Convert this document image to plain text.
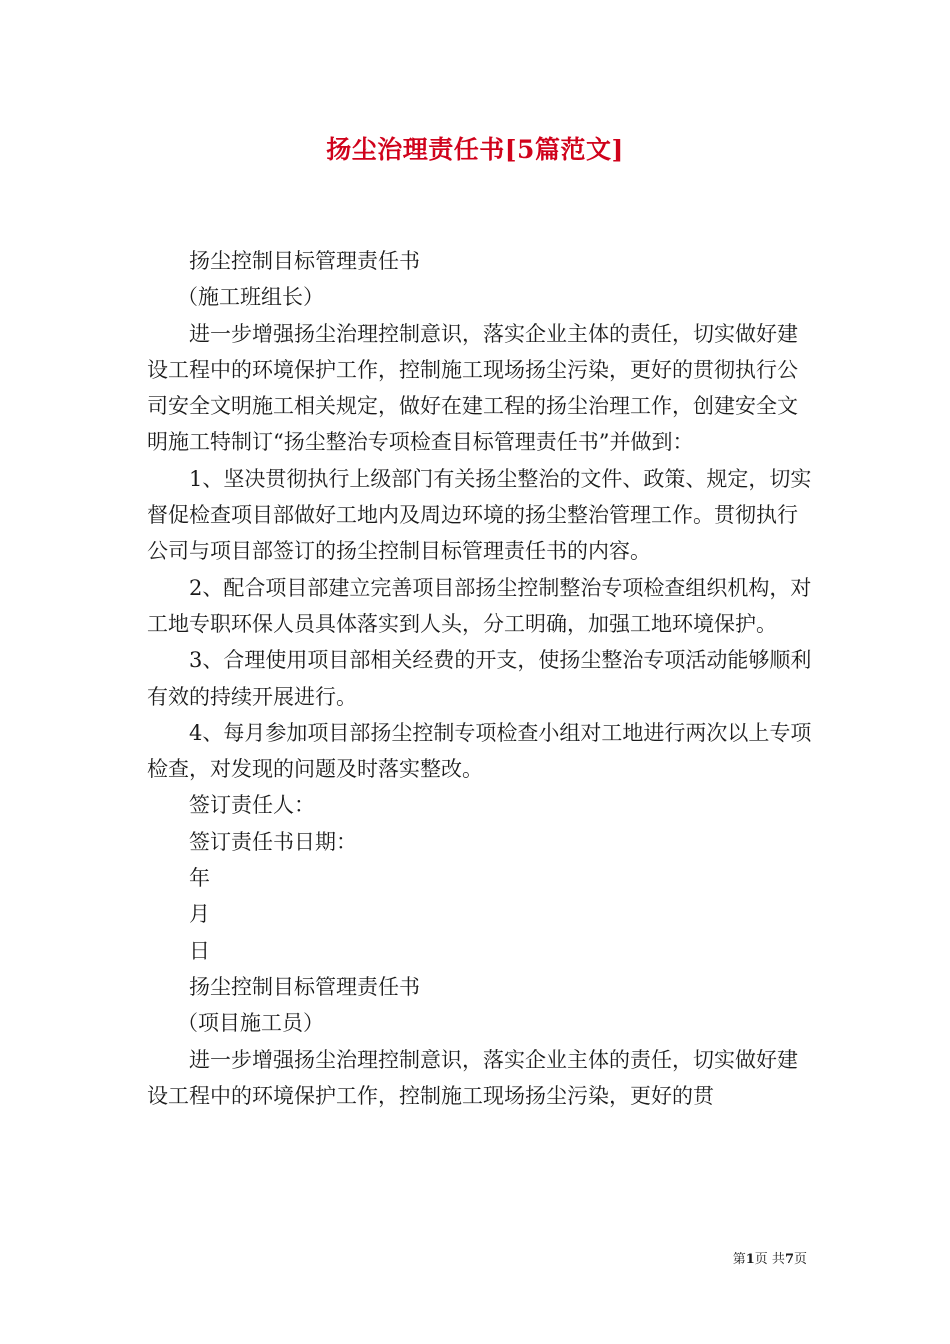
扬尘治理责任书[5篇范文]

扬尘控制目标管理责任书

（施工班组长）

进一步增强扬尘治理控制意识，落实企业主体的责任，切实做好建设工程中的环境保护工作，控制施工现场扬尘污染，更好的贯彻执行公司安全文明施工相关规定，做好在建工程的扬尘治理工作，创建安全文明施工特制订“扬尘整治专项检查目标管理责任书”并做到：

1、坚决贯彻执行上级部门有关扬尘整治的文件、政策、规定，切实督促检查项目部做好工地内及周边环境的扬尘整治管理工作。贯彻执行公司与项目部签订的扬尘控制目标管理责任书的内容。

2、配合项目部建立完善项目部扬尘控制整治专项检查组织机构，对工地专职环保人员具体落实到人头，分工明确，加强工地环境保护。

3、合理使用项目部相关经费的开支，使扬尘整治专项活动能够顺利有效的持续开展进行。

4、每月参加项目部扬尘控制专项检查小组对工地进行两次以上专项检查，对发现的问题及时落实整改。

签订责任人：

签订责任书日期：

年

月

日

扬尘控制目标管理责任书

（项目施工员）

进一步增强扬尘治理控制意识，落实企业主体的责任，切实做好建设工程中的环境保护工作，控制施工现场扬尘污染，更好的贯

第1页 共7页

*TASK*.
Using the material above, return every line exactly as it appears, minus the pictures.

*PROBLEM SOLUTION*.
Convert this document image to plain text.
扬尘治理责任书[5篇范文]

扬尘控制目标管理责任书

（施工班组长）

进一步增强扬尘治理控制意识，落实企业主体的责任，切实做好建设工程中的环境保护工作，控制施工现场扬尘污染，更好的贯彻执行公司安全文明施工相关规定，做好在建工程的扬尘治理工作，创建安全文明施工特制订“扬尘整治专项检查目标管理责任书”并做到：

1、坚决贯彻执行上级部门有关扬尘整治的文件、政策、规定，切实督促检查项目部做好工地内及周边环境的扬尘整治管理工作。贯彻执行公司与项目部签订的扬尘控制目标管理责任书的内容。

2、配合项目部建立完善项目部扬尘控制整治专项检查组织机构，对工地专职环保人员具体落实到人头，分工明确，加强工地环境保护。

3、合理使用项目部相关经费的开支，使扬尘整治专项活动能够顺利有效的持续开展进行。

4、每月参加项目部扬尘控制专项检查小组对工地进行两次以上专项检查，对发现的问题及时落实整改。

签订责任人：

签订责任书日期：

年

月

日

扬尘控制目标管理责任书

（项目施工员）

进一步增强扬尘治理控制意识，落实企业主体的责任，切实做好建设工程中的环境保护工作，控制施工现场扬尘污染，更好的贯

第1页 共7页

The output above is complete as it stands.